What to do:
Pull out every line from the listing that has the word "réparation".

Dataset extract:
_____

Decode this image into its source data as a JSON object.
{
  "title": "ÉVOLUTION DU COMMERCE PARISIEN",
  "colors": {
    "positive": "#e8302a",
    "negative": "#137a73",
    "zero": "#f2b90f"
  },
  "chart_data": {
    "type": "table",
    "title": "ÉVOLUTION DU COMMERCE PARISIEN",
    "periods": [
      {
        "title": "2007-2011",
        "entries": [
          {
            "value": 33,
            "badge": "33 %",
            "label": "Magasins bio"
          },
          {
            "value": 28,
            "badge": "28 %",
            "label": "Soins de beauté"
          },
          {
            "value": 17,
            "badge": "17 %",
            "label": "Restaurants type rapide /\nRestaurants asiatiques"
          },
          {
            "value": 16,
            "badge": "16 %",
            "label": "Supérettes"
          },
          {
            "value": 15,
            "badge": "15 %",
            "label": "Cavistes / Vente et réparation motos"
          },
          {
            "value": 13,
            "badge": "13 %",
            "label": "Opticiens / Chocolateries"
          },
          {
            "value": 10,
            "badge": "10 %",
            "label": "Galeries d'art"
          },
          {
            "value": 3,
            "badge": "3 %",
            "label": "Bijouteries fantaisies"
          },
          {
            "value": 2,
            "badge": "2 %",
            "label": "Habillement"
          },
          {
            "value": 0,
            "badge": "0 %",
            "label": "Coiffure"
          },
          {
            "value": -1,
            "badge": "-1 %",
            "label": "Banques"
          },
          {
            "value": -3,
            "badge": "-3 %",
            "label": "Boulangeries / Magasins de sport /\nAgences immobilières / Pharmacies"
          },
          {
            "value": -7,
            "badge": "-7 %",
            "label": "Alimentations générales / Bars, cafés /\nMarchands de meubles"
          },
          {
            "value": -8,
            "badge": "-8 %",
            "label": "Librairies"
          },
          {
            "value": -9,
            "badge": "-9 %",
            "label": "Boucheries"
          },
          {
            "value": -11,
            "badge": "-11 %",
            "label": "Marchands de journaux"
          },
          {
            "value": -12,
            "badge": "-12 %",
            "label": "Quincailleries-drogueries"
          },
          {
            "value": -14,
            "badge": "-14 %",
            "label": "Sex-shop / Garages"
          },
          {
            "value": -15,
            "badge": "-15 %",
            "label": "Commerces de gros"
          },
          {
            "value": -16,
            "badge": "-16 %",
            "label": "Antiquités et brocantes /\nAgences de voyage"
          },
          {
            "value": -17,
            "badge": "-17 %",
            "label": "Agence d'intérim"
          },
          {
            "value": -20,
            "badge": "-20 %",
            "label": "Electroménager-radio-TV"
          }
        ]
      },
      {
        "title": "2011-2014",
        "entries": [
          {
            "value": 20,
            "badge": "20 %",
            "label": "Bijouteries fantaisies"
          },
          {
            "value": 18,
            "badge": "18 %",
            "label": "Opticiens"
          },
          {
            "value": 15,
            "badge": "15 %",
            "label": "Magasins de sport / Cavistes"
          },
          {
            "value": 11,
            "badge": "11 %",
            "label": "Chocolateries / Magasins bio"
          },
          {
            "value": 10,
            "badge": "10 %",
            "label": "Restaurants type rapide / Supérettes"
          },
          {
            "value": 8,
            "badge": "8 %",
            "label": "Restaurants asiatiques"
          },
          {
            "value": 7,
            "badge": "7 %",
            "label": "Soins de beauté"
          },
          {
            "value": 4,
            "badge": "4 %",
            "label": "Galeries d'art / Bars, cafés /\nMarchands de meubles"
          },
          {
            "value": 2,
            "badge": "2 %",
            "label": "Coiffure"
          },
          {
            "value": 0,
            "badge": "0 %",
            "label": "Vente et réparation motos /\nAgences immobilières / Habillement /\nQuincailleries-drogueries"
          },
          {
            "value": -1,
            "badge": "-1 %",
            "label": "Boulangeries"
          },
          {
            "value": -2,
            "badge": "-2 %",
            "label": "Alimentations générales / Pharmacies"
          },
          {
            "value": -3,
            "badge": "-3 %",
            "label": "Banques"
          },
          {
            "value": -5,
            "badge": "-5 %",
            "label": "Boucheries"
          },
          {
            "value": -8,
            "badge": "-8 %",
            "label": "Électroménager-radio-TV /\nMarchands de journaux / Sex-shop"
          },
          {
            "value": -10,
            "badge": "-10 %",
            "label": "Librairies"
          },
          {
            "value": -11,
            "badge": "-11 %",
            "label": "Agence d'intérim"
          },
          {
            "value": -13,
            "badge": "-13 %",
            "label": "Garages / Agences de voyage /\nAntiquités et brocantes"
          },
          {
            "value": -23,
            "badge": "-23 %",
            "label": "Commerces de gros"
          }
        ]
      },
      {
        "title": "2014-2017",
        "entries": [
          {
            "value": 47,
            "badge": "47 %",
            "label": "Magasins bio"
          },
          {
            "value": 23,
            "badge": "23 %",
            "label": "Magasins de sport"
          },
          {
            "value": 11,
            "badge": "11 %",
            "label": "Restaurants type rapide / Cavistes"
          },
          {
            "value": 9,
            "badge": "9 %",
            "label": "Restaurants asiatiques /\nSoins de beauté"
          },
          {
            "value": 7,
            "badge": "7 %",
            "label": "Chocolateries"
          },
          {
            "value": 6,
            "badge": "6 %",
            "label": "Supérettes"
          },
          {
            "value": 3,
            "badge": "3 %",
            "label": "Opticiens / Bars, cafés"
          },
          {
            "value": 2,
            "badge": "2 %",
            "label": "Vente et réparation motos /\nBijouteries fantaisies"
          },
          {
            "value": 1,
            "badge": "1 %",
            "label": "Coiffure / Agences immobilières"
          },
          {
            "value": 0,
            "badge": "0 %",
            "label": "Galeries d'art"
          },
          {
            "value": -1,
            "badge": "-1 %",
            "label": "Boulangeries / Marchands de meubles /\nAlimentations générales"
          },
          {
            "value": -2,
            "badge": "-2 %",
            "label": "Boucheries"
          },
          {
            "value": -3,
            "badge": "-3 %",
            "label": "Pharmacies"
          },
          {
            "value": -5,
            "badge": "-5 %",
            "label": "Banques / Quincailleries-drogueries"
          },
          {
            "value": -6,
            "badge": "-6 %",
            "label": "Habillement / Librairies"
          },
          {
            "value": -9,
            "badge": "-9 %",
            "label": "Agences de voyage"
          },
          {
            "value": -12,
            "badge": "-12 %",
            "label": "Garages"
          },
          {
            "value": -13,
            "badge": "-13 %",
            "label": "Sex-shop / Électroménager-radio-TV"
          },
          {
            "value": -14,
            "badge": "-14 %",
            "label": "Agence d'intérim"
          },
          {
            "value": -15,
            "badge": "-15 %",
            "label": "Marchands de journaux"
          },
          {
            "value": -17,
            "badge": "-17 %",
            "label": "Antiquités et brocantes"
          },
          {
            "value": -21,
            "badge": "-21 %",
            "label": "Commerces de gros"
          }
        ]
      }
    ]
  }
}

_____

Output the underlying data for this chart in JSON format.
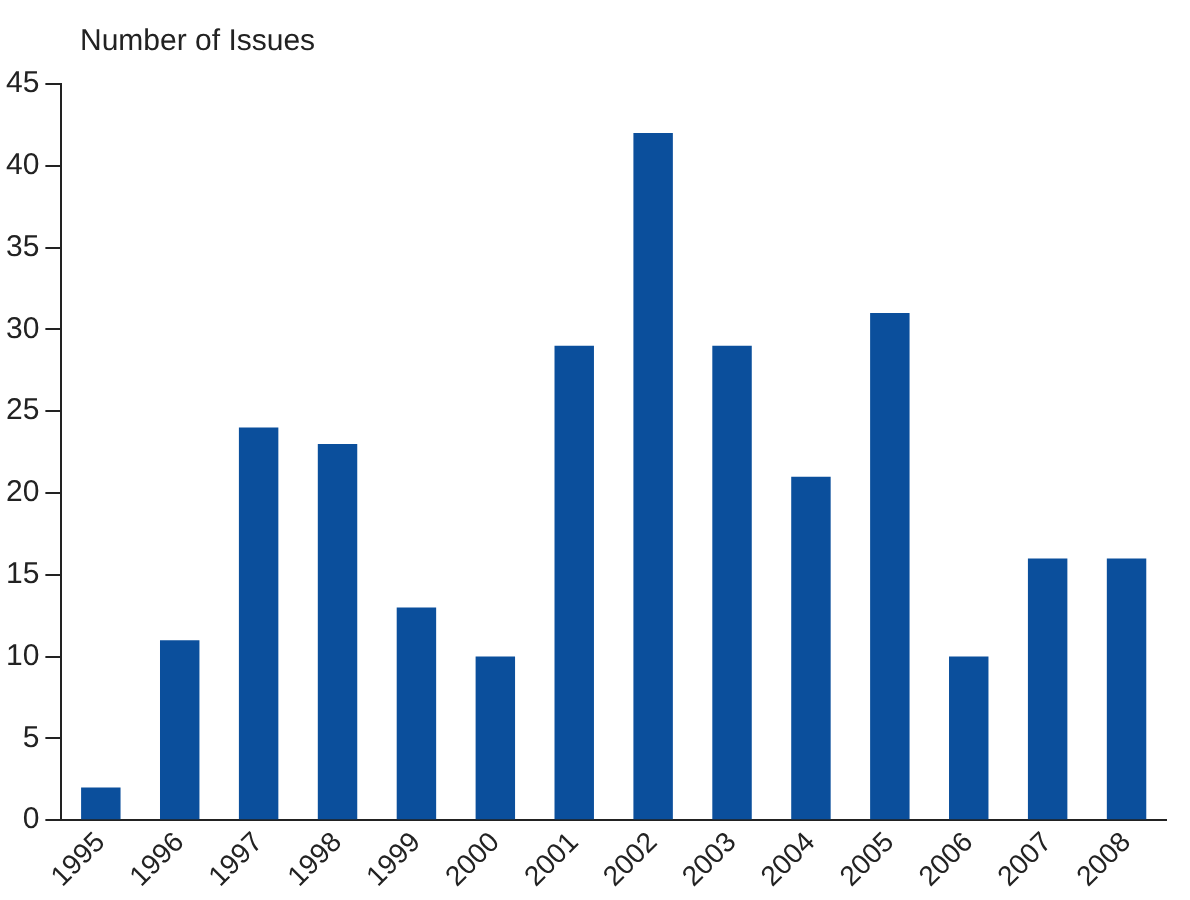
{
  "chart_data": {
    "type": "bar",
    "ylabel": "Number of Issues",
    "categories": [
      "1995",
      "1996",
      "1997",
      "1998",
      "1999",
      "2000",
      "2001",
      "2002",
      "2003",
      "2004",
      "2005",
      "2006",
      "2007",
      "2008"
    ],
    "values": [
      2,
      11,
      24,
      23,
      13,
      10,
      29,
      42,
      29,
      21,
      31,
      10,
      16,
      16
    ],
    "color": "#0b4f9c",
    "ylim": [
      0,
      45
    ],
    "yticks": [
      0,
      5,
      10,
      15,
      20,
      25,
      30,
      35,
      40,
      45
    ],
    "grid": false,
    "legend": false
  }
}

_____

Task solution:
            "label": "Cavistes / Vente et réparation motos"
            "label": "Vente et réparation motos /\nAgences immobilières / Habillement /\nQuincailleries-drogueries"
            "label": "Vente et réparation motos /\nBijouteries fantaisies"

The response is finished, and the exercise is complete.